§ **Required work**:
Any picture among the records should be left out, please; retype the rest exactly.

[Extracted data entries]

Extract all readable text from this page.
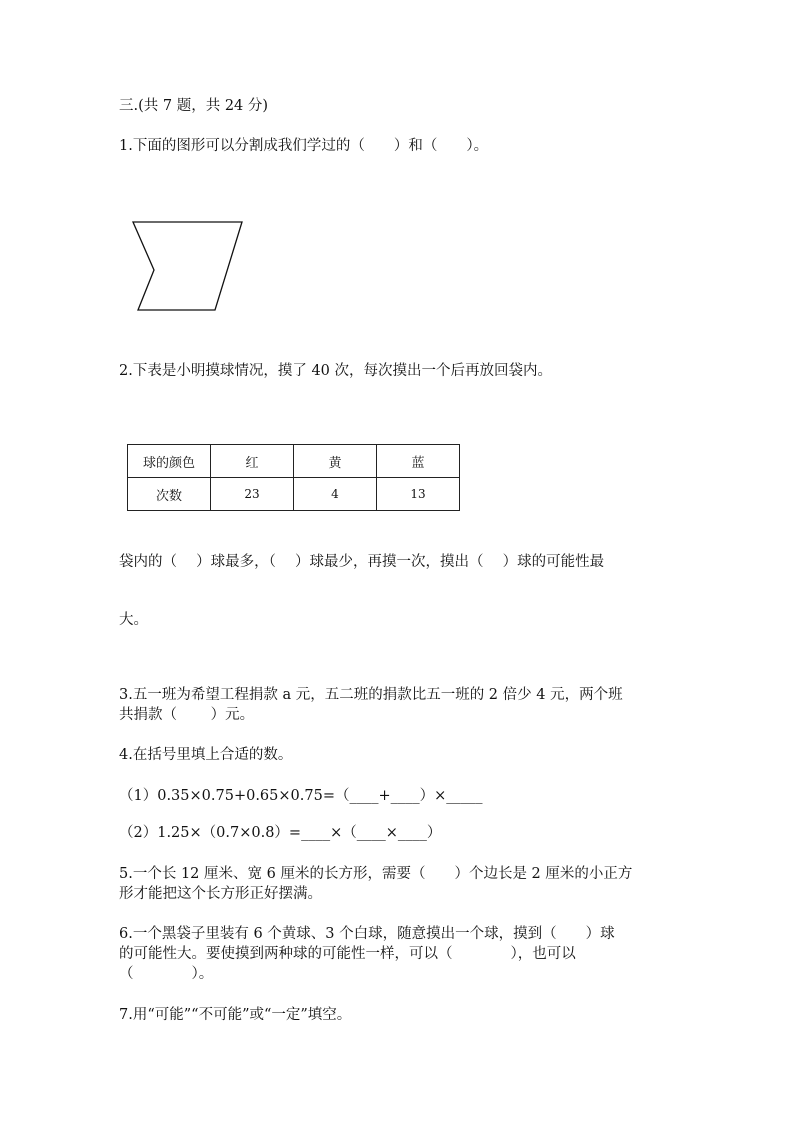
三.(共 7 题，共 24 分)
1.下面的图形可以分割成我们学过的（　　）和（　　）。
2.下表是小明摸球情况，摸了 40 次，每次摸出一个后再放回袋内。
球的颜色	红	黄	蓝
次数	23	4	13
袋内的（　 ）球最多，（　 ）球最少，再摸一次，摸出（　 ）球的可能性最
大。
3.五一班为希望工程捐款 a 元，五二班的捐款比五一班的 2 倍少 4 元，两个班
共捐款（　　 ）元。
4.在括号里填上合适的数。
（1）0.35×0.75+0.65×0.75=（____+____）×_____
（2）1.25×（0.7×0.8）=____×（____×____）
5.一个长 12 厘米、宽 6 厘米的长方形，需要（　　）个边长是 2 厘米的小正方
形才能把这个长方形正好摆满。
6.一个黑袋子里装有 6 个黄球、3 个白球，随意摸出一个球，摸到（　　）球
的可能性大。要使摸到两种球的可能性一样，可以（　　　　），也可以
（　　　　）。
7.用“可能”“不可能”或“一定”填空。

§ **Solution to this exercise**:
Extract all readable text from this page.
三.(共 7 题，共 24 分)
1.下面的图形可以分割成我们学过的（　　）和（　　）。
2.下表是小明摸球情况，摸了 40 次，每次摸出一个后再放回袋内。
球的颜色	红	黄	蓝
次数	23	4	13
袋内的（　 ）球最多，（　 ）球最少，再摸一次，摸出（　 ）球的可能性最
大。
3.五一班为希望工程捐款 a 元，五二班的捐款比五一班的 2 倍少 4 元，两个班
共捐款（　　 ）元。
4.在括号里填上合适的数。
（1）0.35×0.75+0.65×0.75=（____+____）×_____
（2）1.25×（0.7×0.8）=____×（____×____）
5.一个长 12 厘米、宽 6 厘米的长方形，需要（　　）个边长是 2 厘米的小正方
形才能把这个长方形正好摆满。
6.一个黑袋子里装有 6 个黄球、3 个白球，随意摸出一个球，摸到（　　）球
的可能性大。要使摸到两种球的可能性一样，可以（　　　　），也可以
（　　　　）。
7.用“可能”“不可能”或“一定”填空。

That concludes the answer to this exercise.